--- START Working data ---
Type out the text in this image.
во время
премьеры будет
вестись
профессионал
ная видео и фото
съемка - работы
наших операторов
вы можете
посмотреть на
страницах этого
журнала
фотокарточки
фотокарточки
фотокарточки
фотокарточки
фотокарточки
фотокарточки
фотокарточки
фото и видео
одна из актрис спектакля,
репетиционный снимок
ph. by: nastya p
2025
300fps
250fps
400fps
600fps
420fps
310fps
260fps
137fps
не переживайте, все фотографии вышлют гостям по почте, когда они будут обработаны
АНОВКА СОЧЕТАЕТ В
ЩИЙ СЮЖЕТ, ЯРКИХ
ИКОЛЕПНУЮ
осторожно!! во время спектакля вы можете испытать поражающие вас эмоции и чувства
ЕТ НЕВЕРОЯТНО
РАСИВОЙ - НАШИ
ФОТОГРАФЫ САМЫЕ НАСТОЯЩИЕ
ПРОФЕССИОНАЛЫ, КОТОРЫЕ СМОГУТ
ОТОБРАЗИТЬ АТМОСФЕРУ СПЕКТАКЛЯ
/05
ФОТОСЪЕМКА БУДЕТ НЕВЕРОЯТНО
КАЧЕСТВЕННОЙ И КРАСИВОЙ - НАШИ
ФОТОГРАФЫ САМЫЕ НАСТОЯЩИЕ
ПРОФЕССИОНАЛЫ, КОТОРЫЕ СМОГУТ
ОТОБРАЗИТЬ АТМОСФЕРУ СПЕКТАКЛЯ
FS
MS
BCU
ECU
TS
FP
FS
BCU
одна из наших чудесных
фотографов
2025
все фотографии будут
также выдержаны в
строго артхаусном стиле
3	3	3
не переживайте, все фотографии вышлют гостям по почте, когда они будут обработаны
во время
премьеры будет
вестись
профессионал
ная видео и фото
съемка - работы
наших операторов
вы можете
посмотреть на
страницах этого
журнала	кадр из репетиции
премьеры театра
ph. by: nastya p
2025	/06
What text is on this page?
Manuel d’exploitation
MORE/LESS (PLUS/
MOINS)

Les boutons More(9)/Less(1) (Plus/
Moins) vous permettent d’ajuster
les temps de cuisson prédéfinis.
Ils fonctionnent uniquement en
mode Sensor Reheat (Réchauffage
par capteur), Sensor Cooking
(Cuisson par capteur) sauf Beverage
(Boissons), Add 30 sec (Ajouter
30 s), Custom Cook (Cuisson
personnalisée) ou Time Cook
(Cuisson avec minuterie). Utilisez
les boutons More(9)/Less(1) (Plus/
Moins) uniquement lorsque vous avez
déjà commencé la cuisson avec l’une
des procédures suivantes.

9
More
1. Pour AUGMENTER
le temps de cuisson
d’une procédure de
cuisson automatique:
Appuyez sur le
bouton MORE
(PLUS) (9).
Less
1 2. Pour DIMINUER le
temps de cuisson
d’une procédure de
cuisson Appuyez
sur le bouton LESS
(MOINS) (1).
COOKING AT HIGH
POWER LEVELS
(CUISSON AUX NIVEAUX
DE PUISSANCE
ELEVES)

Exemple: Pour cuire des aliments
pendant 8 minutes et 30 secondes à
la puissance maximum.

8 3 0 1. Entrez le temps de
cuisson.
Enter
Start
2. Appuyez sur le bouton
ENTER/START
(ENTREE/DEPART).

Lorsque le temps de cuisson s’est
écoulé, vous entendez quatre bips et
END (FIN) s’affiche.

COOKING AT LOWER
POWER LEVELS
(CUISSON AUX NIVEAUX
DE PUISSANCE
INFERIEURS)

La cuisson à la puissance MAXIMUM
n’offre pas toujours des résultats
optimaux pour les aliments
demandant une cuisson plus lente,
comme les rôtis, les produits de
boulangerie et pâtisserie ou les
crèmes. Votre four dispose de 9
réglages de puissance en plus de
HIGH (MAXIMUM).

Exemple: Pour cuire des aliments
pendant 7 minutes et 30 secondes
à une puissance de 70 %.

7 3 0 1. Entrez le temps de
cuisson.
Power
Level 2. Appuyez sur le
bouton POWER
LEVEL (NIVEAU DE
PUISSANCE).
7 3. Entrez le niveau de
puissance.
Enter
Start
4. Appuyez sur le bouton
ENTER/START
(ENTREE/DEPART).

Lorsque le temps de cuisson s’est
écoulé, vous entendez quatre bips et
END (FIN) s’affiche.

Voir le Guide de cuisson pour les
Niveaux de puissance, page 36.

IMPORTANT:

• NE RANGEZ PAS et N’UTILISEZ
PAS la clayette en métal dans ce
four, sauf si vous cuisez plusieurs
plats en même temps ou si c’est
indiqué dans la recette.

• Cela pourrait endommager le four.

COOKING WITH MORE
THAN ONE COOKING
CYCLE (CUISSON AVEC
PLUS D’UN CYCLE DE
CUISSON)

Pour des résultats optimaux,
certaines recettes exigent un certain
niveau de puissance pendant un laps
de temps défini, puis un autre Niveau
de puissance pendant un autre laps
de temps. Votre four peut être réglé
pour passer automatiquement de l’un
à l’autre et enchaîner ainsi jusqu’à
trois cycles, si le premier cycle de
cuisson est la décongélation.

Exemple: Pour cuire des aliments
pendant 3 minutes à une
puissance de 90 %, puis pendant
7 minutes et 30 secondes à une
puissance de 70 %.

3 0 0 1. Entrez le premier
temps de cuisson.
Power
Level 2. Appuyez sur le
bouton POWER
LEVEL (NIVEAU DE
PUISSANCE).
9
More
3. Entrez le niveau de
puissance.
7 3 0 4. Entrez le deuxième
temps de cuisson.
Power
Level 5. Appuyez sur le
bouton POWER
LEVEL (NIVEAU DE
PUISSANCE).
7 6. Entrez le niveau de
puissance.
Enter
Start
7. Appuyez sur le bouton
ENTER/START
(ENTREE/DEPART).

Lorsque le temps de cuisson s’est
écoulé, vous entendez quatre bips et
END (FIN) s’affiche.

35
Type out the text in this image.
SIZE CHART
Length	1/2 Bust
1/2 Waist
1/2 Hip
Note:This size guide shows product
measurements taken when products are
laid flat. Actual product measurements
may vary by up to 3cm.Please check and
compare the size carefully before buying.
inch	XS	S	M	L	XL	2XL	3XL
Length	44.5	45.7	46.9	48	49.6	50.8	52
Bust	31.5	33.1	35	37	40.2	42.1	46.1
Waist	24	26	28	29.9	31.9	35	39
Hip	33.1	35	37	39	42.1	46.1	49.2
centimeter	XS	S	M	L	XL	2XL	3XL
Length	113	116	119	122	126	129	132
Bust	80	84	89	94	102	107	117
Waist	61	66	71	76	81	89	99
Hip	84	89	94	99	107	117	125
--- END Working data ---
● Problem to work on:
Identify every line holding the word "boutons" and copy it out.

● Answer below:
Les boutons More(9)/Less(1) (Plus/
les boutons More(9)/Less(1) (Plus/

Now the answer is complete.